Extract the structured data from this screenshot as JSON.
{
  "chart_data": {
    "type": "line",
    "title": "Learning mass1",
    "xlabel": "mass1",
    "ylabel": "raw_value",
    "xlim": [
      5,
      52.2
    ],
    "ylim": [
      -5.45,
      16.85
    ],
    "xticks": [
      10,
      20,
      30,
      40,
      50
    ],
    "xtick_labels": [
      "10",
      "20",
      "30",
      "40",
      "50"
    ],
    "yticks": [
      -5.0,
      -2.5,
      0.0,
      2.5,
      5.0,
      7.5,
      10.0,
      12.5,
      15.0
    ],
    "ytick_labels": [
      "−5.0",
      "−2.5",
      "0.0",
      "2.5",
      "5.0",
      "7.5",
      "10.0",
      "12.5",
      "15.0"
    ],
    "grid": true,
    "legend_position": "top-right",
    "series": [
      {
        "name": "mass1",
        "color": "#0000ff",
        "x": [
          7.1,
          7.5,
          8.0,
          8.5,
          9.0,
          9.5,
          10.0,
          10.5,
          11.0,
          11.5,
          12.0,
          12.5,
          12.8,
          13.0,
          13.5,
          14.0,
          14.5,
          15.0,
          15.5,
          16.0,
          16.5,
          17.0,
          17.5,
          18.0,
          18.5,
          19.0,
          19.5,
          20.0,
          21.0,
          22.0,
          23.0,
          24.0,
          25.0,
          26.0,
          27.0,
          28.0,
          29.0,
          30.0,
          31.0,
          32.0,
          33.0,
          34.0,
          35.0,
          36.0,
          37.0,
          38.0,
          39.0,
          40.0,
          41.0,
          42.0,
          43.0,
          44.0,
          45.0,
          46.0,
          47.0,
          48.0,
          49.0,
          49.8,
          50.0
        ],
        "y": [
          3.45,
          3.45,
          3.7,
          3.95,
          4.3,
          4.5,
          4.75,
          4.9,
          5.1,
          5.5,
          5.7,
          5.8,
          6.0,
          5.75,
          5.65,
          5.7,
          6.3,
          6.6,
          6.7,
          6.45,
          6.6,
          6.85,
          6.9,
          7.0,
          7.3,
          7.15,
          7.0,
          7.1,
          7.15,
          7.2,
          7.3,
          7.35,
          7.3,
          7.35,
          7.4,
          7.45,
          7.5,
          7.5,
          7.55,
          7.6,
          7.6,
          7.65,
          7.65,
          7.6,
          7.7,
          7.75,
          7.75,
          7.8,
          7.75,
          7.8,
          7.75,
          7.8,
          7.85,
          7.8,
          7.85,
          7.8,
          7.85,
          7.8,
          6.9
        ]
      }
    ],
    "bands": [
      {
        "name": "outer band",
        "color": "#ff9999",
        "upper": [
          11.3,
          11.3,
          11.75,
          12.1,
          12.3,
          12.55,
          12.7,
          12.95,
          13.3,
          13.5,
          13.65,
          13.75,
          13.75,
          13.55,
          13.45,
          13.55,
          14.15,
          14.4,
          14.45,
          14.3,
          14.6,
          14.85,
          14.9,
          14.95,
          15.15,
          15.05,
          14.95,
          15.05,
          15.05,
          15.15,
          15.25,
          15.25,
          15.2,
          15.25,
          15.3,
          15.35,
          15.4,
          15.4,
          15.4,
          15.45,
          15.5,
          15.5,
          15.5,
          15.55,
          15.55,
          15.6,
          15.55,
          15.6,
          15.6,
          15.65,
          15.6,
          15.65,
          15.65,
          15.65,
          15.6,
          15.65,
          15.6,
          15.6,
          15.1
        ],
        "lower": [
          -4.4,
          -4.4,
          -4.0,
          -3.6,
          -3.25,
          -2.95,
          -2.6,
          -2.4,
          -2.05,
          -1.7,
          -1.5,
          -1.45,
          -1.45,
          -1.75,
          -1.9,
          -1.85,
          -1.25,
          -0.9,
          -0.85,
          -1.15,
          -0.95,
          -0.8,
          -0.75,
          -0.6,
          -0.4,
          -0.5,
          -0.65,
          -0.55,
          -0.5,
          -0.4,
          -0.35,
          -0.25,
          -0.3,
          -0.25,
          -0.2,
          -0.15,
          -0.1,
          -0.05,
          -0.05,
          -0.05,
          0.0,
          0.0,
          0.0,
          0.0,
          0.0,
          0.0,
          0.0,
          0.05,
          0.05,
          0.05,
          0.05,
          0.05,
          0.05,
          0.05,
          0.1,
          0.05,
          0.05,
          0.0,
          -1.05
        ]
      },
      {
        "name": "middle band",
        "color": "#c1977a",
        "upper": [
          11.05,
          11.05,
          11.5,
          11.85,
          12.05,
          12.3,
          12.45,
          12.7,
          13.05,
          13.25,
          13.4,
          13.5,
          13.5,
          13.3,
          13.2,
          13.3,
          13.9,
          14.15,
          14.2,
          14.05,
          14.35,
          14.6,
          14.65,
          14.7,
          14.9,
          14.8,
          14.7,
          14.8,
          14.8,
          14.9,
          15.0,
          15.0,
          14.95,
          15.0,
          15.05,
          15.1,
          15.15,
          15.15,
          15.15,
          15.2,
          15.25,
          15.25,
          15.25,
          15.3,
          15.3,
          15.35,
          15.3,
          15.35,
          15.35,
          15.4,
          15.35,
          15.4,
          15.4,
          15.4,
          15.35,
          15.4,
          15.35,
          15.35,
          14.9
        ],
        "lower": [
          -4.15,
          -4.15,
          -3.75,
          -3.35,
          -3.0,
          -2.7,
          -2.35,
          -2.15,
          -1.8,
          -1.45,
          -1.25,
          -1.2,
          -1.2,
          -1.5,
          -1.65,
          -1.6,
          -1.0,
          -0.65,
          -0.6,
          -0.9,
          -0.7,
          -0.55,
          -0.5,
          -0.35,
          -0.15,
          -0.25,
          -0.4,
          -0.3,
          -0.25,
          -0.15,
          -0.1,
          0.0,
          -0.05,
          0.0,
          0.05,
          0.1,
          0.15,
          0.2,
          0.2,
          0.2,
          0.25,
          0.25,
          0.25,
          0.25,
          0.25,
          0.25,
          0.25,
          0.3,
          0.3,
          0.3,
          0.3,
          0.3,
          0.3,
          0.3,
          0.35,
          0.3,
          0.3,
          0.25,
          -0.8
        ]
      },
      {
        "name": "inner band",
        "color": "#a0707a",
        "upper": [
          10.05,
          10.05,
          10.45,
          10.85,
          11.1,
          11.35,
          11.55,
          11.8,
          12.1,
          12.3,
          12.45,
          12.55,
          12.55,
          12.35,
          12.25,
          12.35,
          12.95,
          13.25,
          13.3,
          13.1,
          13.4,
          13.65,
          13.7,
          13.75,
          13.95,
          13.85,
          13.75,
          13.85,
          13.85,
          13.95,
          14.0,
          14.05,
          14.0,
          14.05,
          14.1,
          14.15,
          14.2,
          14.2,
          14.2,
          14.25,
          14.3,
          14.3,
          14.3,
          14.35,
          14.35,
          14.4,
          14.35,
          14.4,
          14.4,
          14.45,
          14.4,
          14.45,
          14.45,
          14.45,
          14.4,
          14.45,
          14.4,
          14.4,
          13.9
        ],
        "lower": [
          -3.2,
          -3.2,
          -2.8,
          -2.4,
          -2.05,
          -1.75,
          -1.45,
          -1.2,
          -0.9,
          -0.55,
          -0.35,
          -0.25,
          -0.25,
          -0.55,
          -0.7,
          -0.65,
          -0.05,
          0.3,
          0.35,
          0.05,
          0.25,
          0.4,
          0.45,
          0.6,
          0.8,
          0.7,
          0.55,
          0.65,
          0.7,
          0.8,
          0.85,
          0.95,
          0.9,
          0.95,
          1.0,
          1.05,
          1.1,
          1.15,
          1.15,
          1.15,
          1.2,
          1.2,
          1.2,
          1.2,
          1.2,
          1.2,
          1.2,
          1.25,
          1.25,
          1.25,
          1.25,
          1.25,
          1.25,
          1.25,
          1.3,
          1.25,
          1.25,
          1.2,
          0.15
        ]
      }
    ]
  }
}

----------------

> WHAT TO PRODUCE
Show every line from the entries above in which "color" appears.

> RESPONSE TO THE TASK
        "color": "#0000ff",
        "color": "#ff9999",
        "color": "#c1977a",
        "color": "#a0707a",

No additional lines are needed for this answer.